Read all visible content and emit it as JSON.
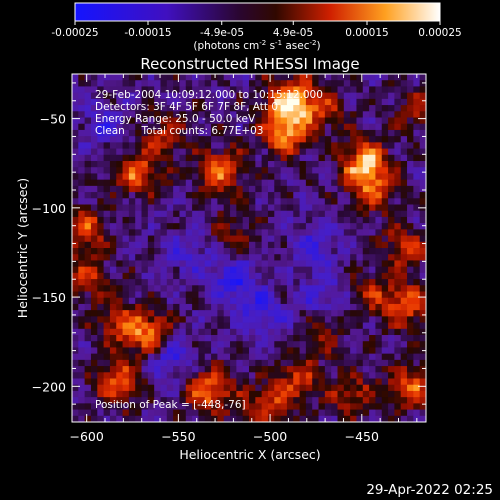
{
  "colorbar": {
    "tick_labels": [
      "-0.00025",
      "-0.00015",
      "-4.9e-05",
      "4.9e-05",
      "0.00015",
      "0.00025"
    ],
    "tick_values": [
      -0.00025,
      -0.00015,
      -4.9e-05,
      4.9e-05,
      0.00015,
      0.00025
    ],
    "range": [
      -0.00025,
      0.00025
    ],
    "units_prefix": "(photons cm",
    "units_exp1": "-2",
    "units_mid": " s",
    "units_exp2": "-1",
    "units_mid2": " asec",
    "units_exp3": "-2",
    "units_suffix": ")"
  },
  "chart_data": {
    "type": "heatmap",
    "title": "Reconstructed RHESSI Image",
    "xlabel": "Heliocentric X (arcsec)",
    "ylabel": "Heliocentric Y (arcsec)",
    "xlim": [
      -608,
      -415
    ],
    "ylim": [
      -220,
      -25
    ],
    "xticks": [
      -600,
      -550,
      -500,
      -450
    ],
    "yticks": [
      -200,
      -150,
      -100,
      -50
    ],
    "annotations": [
      "29-Feb-2004 10:09:12.000 to 10:15:12.000",
      "Detectors: 3F 4F 5F 6F 7F 8F, Att 0",
      "Energy Range: 25.0 - 50.0 keV",
      "Clean     Total counts: 6.77E+03"
    ],
    "peak_label": "Position of Peak = [-448,-76]",
    "peak_position": [
      -448,
      -76
    ],
    "hotspots": [
      {
        "x": -489,
        "y": -40,
        "v": 1.0
      },
      {
        "x": -492,
        "y": -58,
        "v": 0.8
      },
      {
        "x": -448,
        "y": -76,
        "v": 1.0
      },
      {
        "x": -443,
        "y": -92,
        "v": 0.5
      },
      {
        "x": -527,
        "y": -79,
        "v": 0.75
      },
      {
        "x": -573,
        "y": -80,
        "v": 0.7
      },
      {
        "x": -558,
        "y": -60,
        "v": 0.45
      },
      {
        "x": -600,
        "y": -112,
        "v": 0.6
      },
      {
        "x": -600,
        "y": -140,
        "v": 0.5
      },
      {
        "x": -582,
        "y": -165,
        "v": 0.5
      },
      {
        "x": -565,
        "y": -171,
        "v": 0.8
      },
      {
        "x": -583,
        "y": -198,
        "v": 0.7
      },
      {
        "x": -533,
        "y": -202,
        "v": 0.8
      },
      {
        "x": -502,
        "y": -212,
        "v": 0.6
      },
      {
        "x": -485,
        "y": -196,
        "v": 0.55
      },
      {
        "x": -455,
        "y": -205,
        "v": 0.5
      },
      {
        "x": -423,
        "y": -200,
        "v": 0.7
      },
      {
        "x": -426,
        "y": -155,
        "v": 0.7
      },
      {
        "x": -427,
        "y": -123,
        "v": 0.55
      },
      {
        "x": -446,
        "y": -148,
        "v": 0.4
      },
      {
        "x": -470,
        "y": -170,
        "v": 0.35
      },
      {
        "x": -520,
        "y": -115,
        "v": 0.35
      },
      {
        "x": -470,
        "y": -45,
        "v": 0.45
      },
      {
        "x": -420,
        "y": -45,
        "v": 0.4
      }
    ],
    "coldspots": [
      {
        "x": -520,
        "y": -140,
        "v": -0.55
      },
      {
        "x": -505,
        "y": -160,
        "v": -0.45
      },
      {
        "x": -555,
        "y": -183,
        "v": -0.6
      },
      {
        "x": -475,
        "y": -120,
        "v": -0.4
      },
      {
        "x": -545,
        "y": -125,
        "v": -0.35
      },
      {
        "x": -470,
        "y": -150,
        "v": -0.4
      },
      {
        "x": -590,
        "y": -55,
        "v": -0.35
      }
    ]
  },
  "footer": {
    "timestamp": "29-Apr-2022 02:25"
  }
}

========================================================================

* **Required task**: Using the listing above, pull out all lines that hold the word "arcsec".

* **Solved problem**:
    "xlabel": "Heliocentric X (arcsec)",
    "ylabel": "Heliocentric Y (arcsec)",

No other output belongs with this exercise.